Records with labeled boxes:
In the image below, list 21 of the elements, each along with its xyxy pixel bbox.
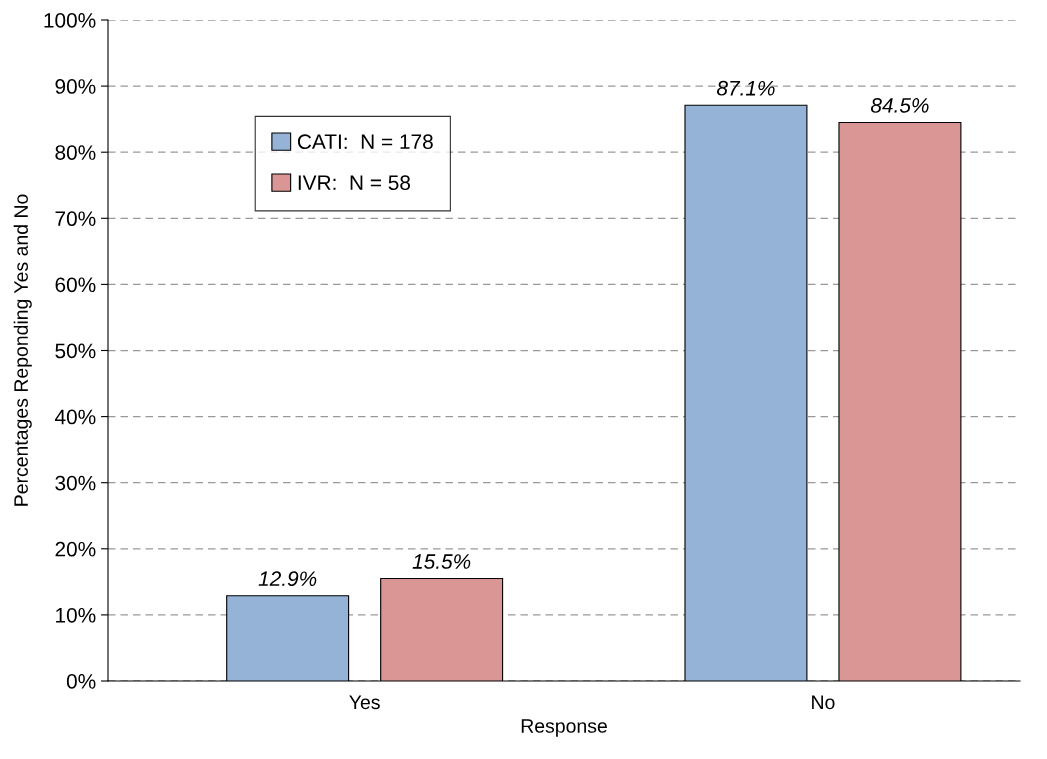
y-axis-title: Percentages Reponding Yes and No (13, 194, 32, 506)
legend-label: CATI: N = 178 (297, 134, 433, 150)
legend-label: IVR: N = 58 (298, 175, 411, 191)
data-label: 15.5% (412, 554, 471, 569)
y-tick-label: 10% (56, 607, 96, 623)
y-tick-label: 30% (55, 475, 96, 491)
x-tick-label: Yes (349, 695, 380, 710)
x-tick-label: No (812, 695, 835, 710)
y-tick-label: 0% (66, 674, 96, 689)
y-tick-label: 70% (55, 211, 96, 227)
y-tick-label: 100% (44, 13, 96, 28)
x-axis-title: Response (521, 719, 607, 737)
y-tick-label: 50% (55, 343, 96, 359)
y-tick-label: 40% (54, 409, 96, 425)
data-label: 84.5% (870, 98, 929, 113)
y-tick-label: 60% (55, 277, 96, 293)
data-label: 12.9% (258, 571, 317, 587)
y-tick-label: 20% (55, 541, 96, 557)
data-label: 87.1% (716, 80, 775, 96)
y-tick-label: 80% (55, 145, 96, 160)
y-tick-label: 90% (55, 79, 96, 94)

What you will do -
Please reproduce the listing above line for line, leaving out the picture.

The answer -
In the image below, list 21 of the elements, each along with its xyxy pixel bbox.
y-axis-title: Percentages Reponding Yes and No (13, 194, 32, 506)
legend-label: CATI: N = 178 (297, 134, 433, 150)
legend-label: IVR: N = 58 (298, 175, 411, 191)
data-label: 15.5% (412, 554, 471, 569)
y-tick-label: 10% (56, 607, 96, 623)
y-tick-label: 30% (55, 475, 96, 491)
x-tick-label: Yes (349, 695, 380, 710)
x-tick-label: No (812, 695, 835, 710)
y-tick-label: 0% (66, 674, 96, 689)
y-tick-label: 70% (55, 211, 96, 227)
y-tick-label: 100% (44, 13, 96, 28)
x-axis-title: Response (521, 719, 607, 737)
y-tick-label: 50% (55, 343, 96, 359)
y-tick-label: 40% (54, 409, 96, 425)
data-label: 84.5% (870, 98, 929, 113)
y-tick-label: 60% (55, 277, 96, 293)
data-label: 12.9% (258, 571, 317, 587)
y-tick-label: 20% (55, 541, 96, 557)
data-label: 87.1% (716, 80, 775, 96)
y-tick-label: 80% (55, 145, 96, 160)
y-tick-label: 90% (55, 79, 96, 94)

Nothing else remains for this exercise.